*Written problem*
Find every line with "that" in it, then report how many there are and nothing more.

Stored records
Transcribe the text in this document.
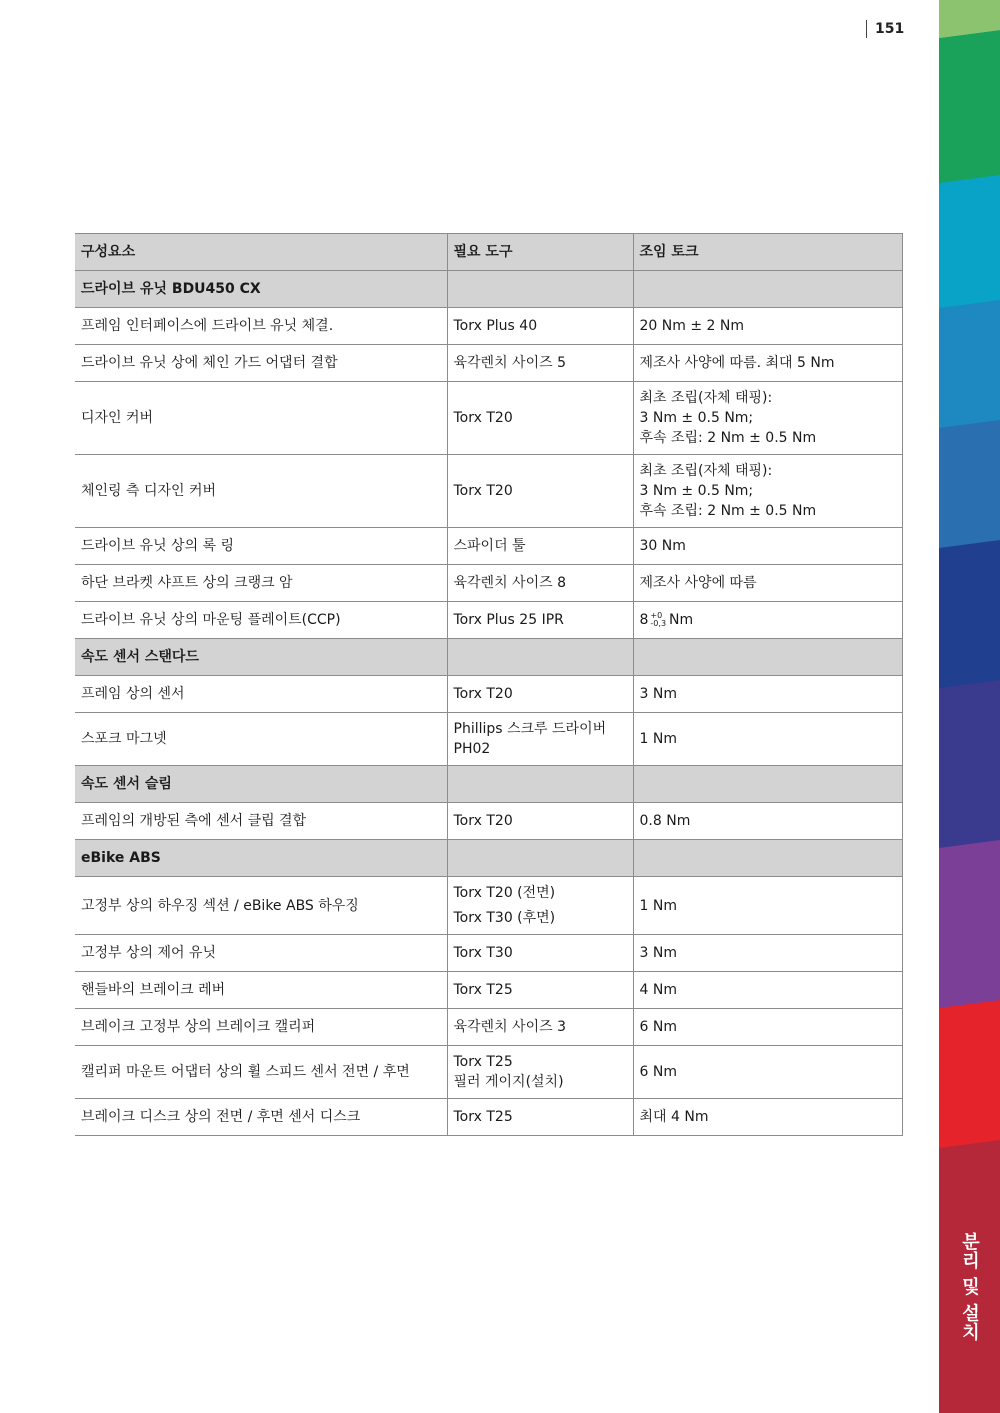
151
분리 및 설치
구성요소	필요 도구	조임 토크
드라이브 유닛 BDU450 CX		
프레임 인터페이스에 드라이브 유닛 체결.	Torx Plus 40	20 Nm ± 2 Nm

드라이브 유닛 상에 체인 가드 어댑터 결합	육각렌치 사이즈 5	제조사 사양에 따름. 최대 5 Nm

디자인 커버	Torx T20	최초 조립(자체 태핑):
3 Nm ± 0.5 Nm;
후속 조립: 2 Nm ± 0.5 Nm

체인링 측 디자인 커버	Torx T20	최초 조립(자체 태핑):
3 Nm ± 0.5 Nm;
후속 조립: 2 Nm ± 0.5 Nm

드라이브 유닛 상의 록 링	스파이더 툴	30 Nm

하단 브라켓 샤프트 상의 크랭크 암	육각렌치 사이즈 8	제조사 사양에 따름

드라이브 유닛 상의 마운팅 플레이트(CCP)	Torx Plus 25 IPR	8 +0
-0,3 Nm
속도 센서 스탠다드		
프레임 상의 센서	Torx T20	3 Nm

스포크 마그넷	Phillips 스크루 드라이버
PH02	1 Nm

속도 센서 슬림		
프레임의 개방된 측에 센서 클립 결합	Torx T20	0.8 Nm

eBike ABS		
고정부 상의 하우징 섹션 / eBike ABS 하우징	Torx T20 (전면)
Torx T30 (후면)	1 Nm

고정부 상의 제어 유닛	Torx T30	3 Nm

핸들바의 브레이크 레버	Torx T25	4 Nm

브레이크 고정부 상의 브레이크 캘리퍼	육각렌치 사이즈 3	6 Nm

캘리퍼 마운트 어댑터 상의 휠 스피드 센서 전면 / 후면	Torx T25
필러 게이지(설치)	6 Nm

브레이크 디스크 상의 전면 / 후면 센서 디스크	Torx T25	최대 4 Nm
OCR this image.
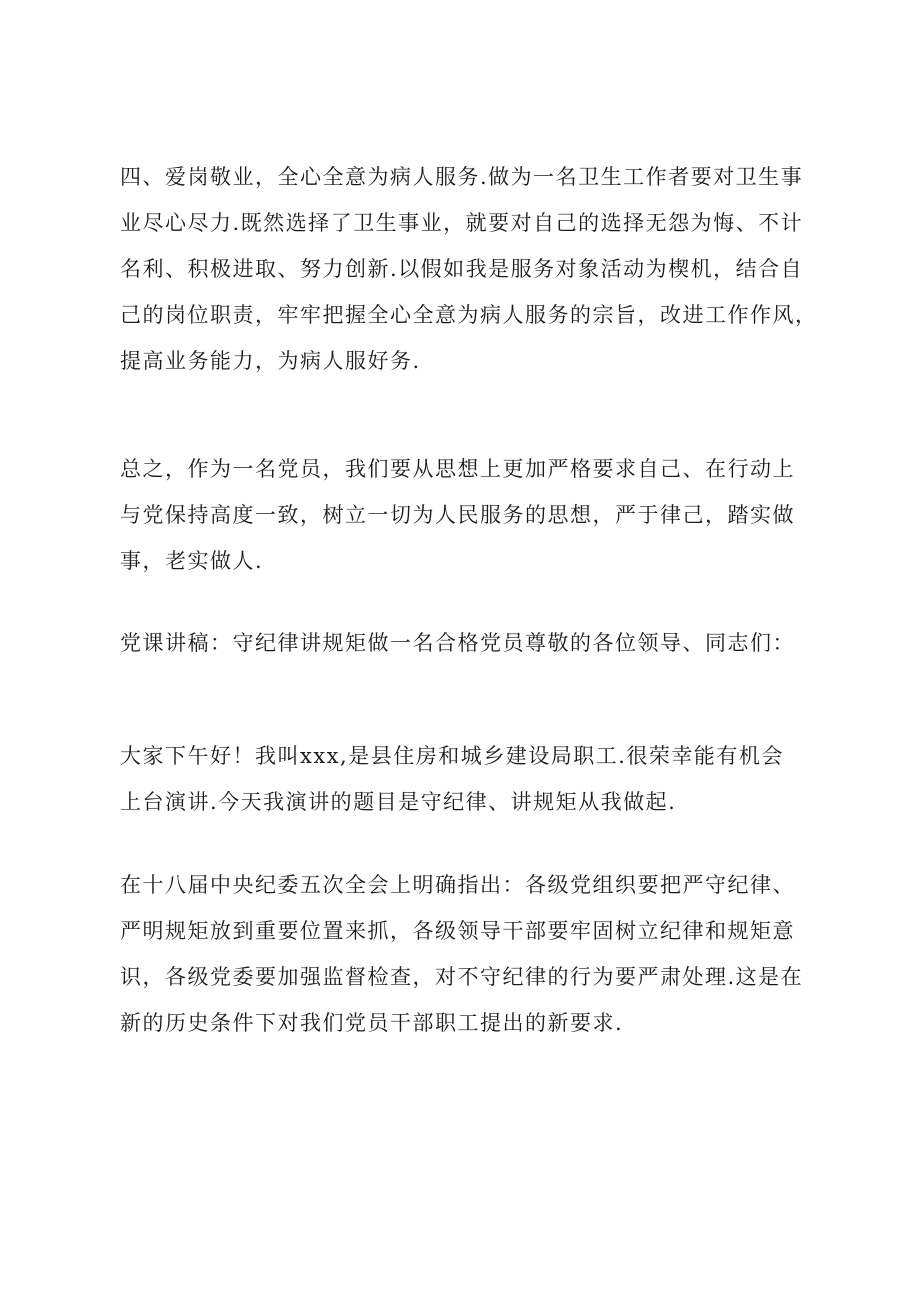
四、爱岗敬业，全心全意为病人服务.做为一名卫生工作者要对卫生事
业尽心尽力.既然选择了卫生事业，就要对自己的选择无怨为悔、不计
名利、积极进取、努力创新.以假如我是服务对象活动为楔机，结合自
己的岗位职责，牢牢把握全心全意为病人服务的宗旨，改进工作作风，
提高业务能力，为病人服好务.
总之，作为一名党员，我们要从思想上更加严格要求自己、在行动上
与党保持高度一致，树立一切为人民服务的思想，严于律己，踏实做
事，老实做人.
党课讲稿：守纪律讲规矩做一名合格党员尊敬的各位领导、同志们：
大家下午好！我叫xxx,是县住房和城乡建设局职工.很荣幸能有机会
上台演讲.今天我演讲的题目是守纪律、讲规矩从我做起.
在十八届中央纪委五次全会上明确指出：各级党组织要把严守纪律、
严明规矩放到重要位置来抓，各级领导干部要牢固树立纪律和规矩意
识，各级党委要加强监督检查，对不守纪律的行为要严肃处理.这是在
新的历史条件下对我们党员干部职工提出的新要求.
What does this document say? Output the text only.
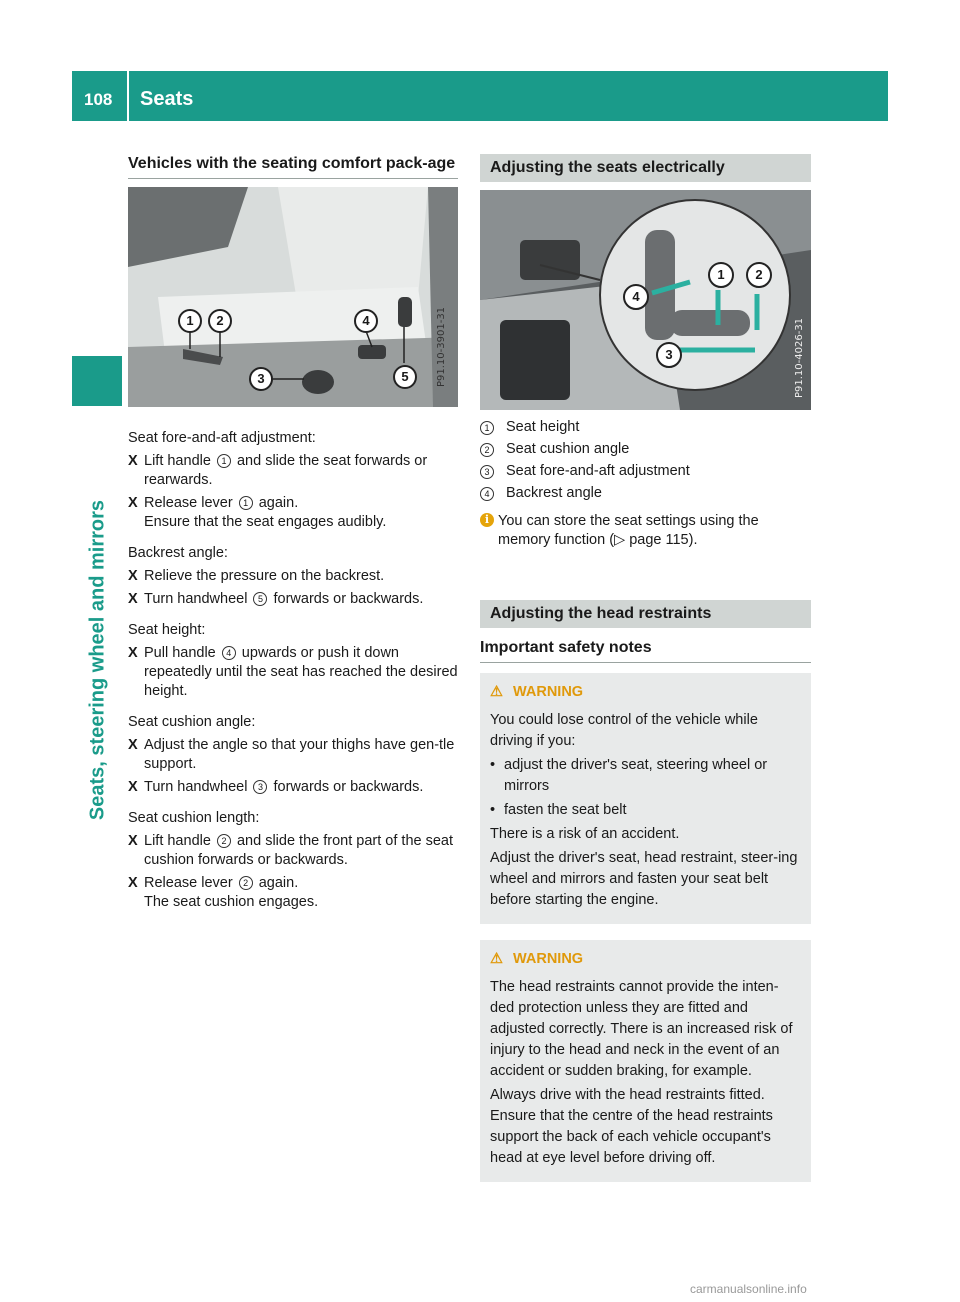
108 Seats
Seats, steering wheel and mirrors
Vehicles with the seating comfort pack-age
P91.10-3901-31
1	2
3
4
5

Seat fore-and-aft adjustment:

X Lift handle 1 and slide the seat forwards or rearwards.
X Release lever 1 again.
Ensure that the seat engages audibly.

Backrest angle:

X Relieve the pressure on the backrest.
X Turn handwheel 5 forwards or backwards.

Seat height:

X Pull handle 4 upwards or push it down repeatedly until the seat has reached the desired height.

Seat cushion angle:

X Adjust the angle so that your thighs have gen-tle support.
X Turn handwheel 3 forwards or backwards.

Seat cushion length:

X Lift handle 2 and slide the front part of the seat cushion forwards or backwards.
X Release lever 2 again.
The seat cushion engages.
Adjusting the seats electrically
P91.10-4026-31
1	2
3
4
1	Seat height
2	Seat cushion angle
3	Seat fore-and-aft adjustment
4	Backrest angle
i You can store the seat settings using the memory function (▷ page 115).
Adjusting the head restraints
Important safety notes
⚠ WARNING

You could lose control of the vehicle while driving if you:

• adjust the driver's seat, steering wheel or mirrors
• fasten the seat belt

There is a risk of an accident.

Adjust the driver's seat, head restraint, steer-ing wheel and mirrors and fasten your seat belt before starting the engine.

⚠ WARNING

The head restraints cannot provide the inten-ded protection unless they are fitted and adjusted correctly. There is an increased risk of injury to the head and neck in the event of an accident or sudden braking, for example.

Always drive with the head restraints fitted. Ensure that the centre of the head restraints support the back of each vehicle occupant's head at eye level before driving off.

carmanualsonline.info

*Final result*
3